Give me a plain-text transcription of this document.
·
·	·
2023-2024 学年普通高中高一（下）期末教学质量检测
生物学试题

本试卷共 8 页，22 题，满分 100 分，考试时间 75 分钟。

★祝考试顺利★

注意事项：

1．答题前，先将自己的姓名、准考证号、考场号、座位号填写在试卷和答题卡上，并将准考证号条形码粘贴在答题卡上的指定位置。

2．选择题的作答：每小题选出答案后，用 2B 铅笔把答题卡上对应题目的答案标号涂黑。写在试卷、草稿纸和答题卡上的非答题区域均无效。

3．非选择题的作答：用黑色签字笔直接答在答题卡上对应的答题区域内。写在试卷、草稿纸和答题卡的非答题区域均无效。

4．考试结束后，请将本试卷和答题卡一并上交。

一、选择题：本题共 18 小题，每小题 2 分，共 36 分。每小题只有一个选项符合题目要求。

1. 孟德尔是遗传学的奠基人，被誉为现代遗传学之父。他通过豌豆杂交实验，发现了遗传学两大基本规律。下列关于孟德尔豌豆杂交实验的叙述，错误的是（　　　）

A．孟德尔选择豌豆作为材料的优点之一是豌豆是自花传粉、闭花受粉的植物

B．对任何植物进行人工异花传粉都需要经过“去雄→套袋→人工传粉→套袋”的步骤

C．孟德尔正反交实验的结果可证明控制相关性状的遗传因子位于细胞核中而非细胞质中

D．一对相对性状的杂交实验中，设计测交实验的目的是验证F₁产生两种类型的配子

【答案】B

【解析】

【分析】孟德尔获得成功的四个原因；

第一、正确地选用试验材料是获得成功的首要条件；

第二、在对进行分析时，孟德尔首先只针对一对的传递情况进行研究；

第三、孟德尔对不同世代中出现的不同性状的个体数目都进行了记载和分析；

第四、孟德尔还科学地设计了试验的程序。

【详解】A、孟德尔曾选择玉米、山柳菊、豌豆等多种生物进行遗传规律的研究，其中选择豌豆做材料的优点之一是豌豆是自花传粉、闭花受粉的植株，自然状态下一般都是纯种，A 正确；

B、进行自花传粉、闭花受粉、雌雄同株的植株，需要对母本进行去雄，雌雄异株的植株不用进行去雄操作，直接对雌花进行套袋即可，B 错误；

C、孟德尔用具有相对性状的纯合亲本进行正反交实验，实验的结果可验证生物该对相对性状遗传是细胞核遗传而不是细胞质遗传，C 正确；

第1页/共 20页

★ ★ ★

#### [What the task asks]
Copy every line of the material, please, keeping it exactly the same.

#### [Task answer]
Give me a plain-text transcription of this document.
·
·	·
2023-2024 学年普通高中高一（下）期末教学质量检测
生物学试题

本试卷共 8 页，22 题，满分 100 分，考试时间 75 分钟。

★祝考试顺利★

注意事项：

1．答题前，先将自己的姓名、准考证号、考场号、座位号填写在试卷和答题卡上，并将准考证号条形码粘贴在答题卡上的指定位置。

2．选择题的作答：每小题选出答案后，用 2B 铅笔把答题卡上对应题目的答案标号涂黑。写在试卷、草稿纸和答题卡上的非答题区域均无效。

3．非选择题的作答：用黑色签字笔直接答在答题卡上对应的答题区域内。写在试卷、草稿纸和答题卡的非答题区域均无效。

4．考试结束后，请将本试卷和答题卡一并上交。

一、选择题：本题共 18 小题，每小题 2 分，共 36 分。每小题只有一个选项符合题目要求。

1. 孟德尔是遗传学的奠基人，被誉为现代遗传学之父。他通过豌豆杂交实验，发现了遗传学两大基本规律。下列关于孟德尔豌豆杂交实验的叙述，错误的是（　　　）

A．孟德尔选择豌豆作为材料的优点之一是豌豆是自花传粉、闭花受粉的植物

B．对任何植物进行人工异花传粉都需要经过“去雄→套袋→人工传粉→套袋”的步骤

C．孟德尔正反交实验的结果可证明控制相关性状的遗传因子位于细胞核中而非细胞质中

D．一对相对性状的杂交实验中，设计测交实验的目的是验证F₁产生两种类型的配子

【答案】B

【解析】

【分析】孟德尔获得成功的四个原因；

第一、正确地选用试验材料是获得成功的首要条件；

第二、在对进行分析时，孟德尔首先只针对一对的传递情况进行研究；

第三、孟德尔对不同世代中出现的不同性状的个体数目都进行了记载和分析；

第四、孟德尔还科学地设计了试验的程序。

【详解】A、孟德尔曾选择玉米、山柳菊、豌豆等多种生物进行遗传规律的研究，其中选择豌豆做材料的优点之一是豌豆是自花传粉、闭花受粉的植株，自然状态下一般都是纯种，A 正确；

B、进行自花传粉、闭花受粉、雌雄同株的植株，需要对母本进行去雄，雌雄异株的植株不用进行去雄操作，直接对雌花进行套袋即可，B 错误；

C、孟德尔用具有相对性状的纯合亲本进行正反交实验，实验的结果可验证生物该对相对性状遗传是细胞核遗传而不是细胞质遗传，C 正确；

第1页/共 20页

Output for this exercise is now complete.